## Begin Excerpted data

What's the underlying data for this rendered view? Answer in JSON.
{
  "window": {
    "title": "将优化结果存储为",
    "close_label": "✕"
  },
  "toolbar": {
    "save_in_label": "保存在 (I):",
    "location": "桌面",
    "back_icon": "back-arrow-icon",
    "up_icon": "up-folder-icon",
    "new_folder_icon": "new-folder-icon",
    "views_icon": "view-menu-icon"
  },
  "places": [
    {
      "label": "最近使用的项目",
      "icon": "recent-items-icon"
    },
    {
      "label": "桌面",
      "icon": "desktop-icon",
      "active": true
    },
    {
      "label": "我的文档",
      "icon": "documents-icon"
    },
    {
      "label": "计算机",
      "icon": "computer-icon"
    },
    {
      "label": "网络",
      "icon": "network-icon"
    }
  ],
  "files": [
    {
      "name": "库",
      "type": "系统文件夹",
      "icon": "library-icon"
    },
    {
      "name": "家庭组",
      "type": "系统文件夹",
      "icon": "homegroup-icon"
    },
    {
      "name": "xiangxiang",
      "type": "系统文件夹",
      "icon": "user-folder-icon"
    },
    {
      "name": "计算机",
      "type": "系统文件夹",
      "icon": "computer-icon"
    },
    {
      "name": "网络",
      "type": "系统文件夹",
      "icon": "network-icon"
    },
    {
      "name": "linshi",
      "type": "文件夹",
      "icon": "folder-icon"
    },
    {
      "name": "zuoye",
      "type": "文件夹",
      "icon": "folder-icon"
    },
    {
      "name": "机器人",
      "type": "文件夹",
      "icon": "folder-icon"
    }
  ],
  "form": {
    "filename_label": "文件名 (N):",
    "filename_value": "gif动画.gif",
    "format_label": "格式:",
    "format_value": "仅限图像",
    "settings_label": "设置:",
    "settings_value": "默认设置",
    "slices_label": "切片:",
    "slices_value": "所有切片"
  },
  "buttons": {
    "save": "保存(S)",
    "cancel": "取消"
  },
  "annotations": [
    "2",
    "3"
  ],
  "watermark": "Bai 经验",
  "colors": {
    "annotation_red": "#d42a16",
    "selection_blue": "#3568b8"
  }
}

## End Excerpted data

_Goal of the exercise_: Extract the full listing above without alteration.

_The completed task_:
What's the underlying data for this rendered view? Answer in JSON.
{
  "window": {
    "title": "将优化结果存储为",
    "close_label": "✕"
  },
  "toolbar": {
    "save_in_label": "保存在 (I):",
    "location": "桌面",
    "back_icon": "back-arrow-icon",
    "up_icon": "up-folder-icon",
    "new_folder_icon": "new-folder-icon",
    "views_icon": "view-menu-icon"
  },
  "places": [
    {
      "label": "最近使用的项目",
      "icon": "recent-items-icon"
    },
    {
      "label": "桌面",
      "icon": "desktop-icon",
      "active": true
    },
    {
      "label": "我的文档",
      "icon": "documents-icon"
    },
    {
      "label": "计算机",
      "icon": "computer-icon"
    },
    {
      "label": "网络",
      "icon": "network-icon"
    }
  ],
  "files": [
    {
      "name": "库",
      "type": "系统文件夹",
      "icon": "library-icon"
    },
    {
      "name": "家庭组",
      "type": "系统文件夹",
      "icon": "homegroup-icon"
    },
    {
      "name": "xiangxiang",
      "type": "系统文件夹",
      "icon": "user-folder-icon"
    },
    {
      "name": "计算机",
      "type": "系统文件夹",
      "icon": "computer-icon"
    },
    {
      "name": "网络",
      "type": "系统文件夹",
      "icon": "network-icon"
    },
    {
      "name": "linshi",
      "type": "文件夹",
      "icon": "folder-icon"
    },
    {
      "name": "zuoye",
      "type": "文件夹",
      "icon": "folder-icon"
    },
    {
      "name": "机器人",
      "type": "文件夹",
      "icon": "folder-icon"
    }
  ],
  "form": {
    "filename_label": "文件名 (N):",
    "filename_value": "gif动画.gif",
    "format_label": "格式:",
    "format_value": "仅限图像",
    "settings_label": "设置:",
    "settings_value": "默认设置",
    "slices_label": "切片:",
    "slices_value": "所有切片"
  },
  "buttons": {
    "save": "保存(S)",
    "cancel": "取消"
  },
  "annotations": [
    "2",
    "3"
  ],
  "watermark": "Bai 经验",
  "colors": {
    "annotation_red": "#d42a16",
    "selection_blue": "#3568b8"
  }
}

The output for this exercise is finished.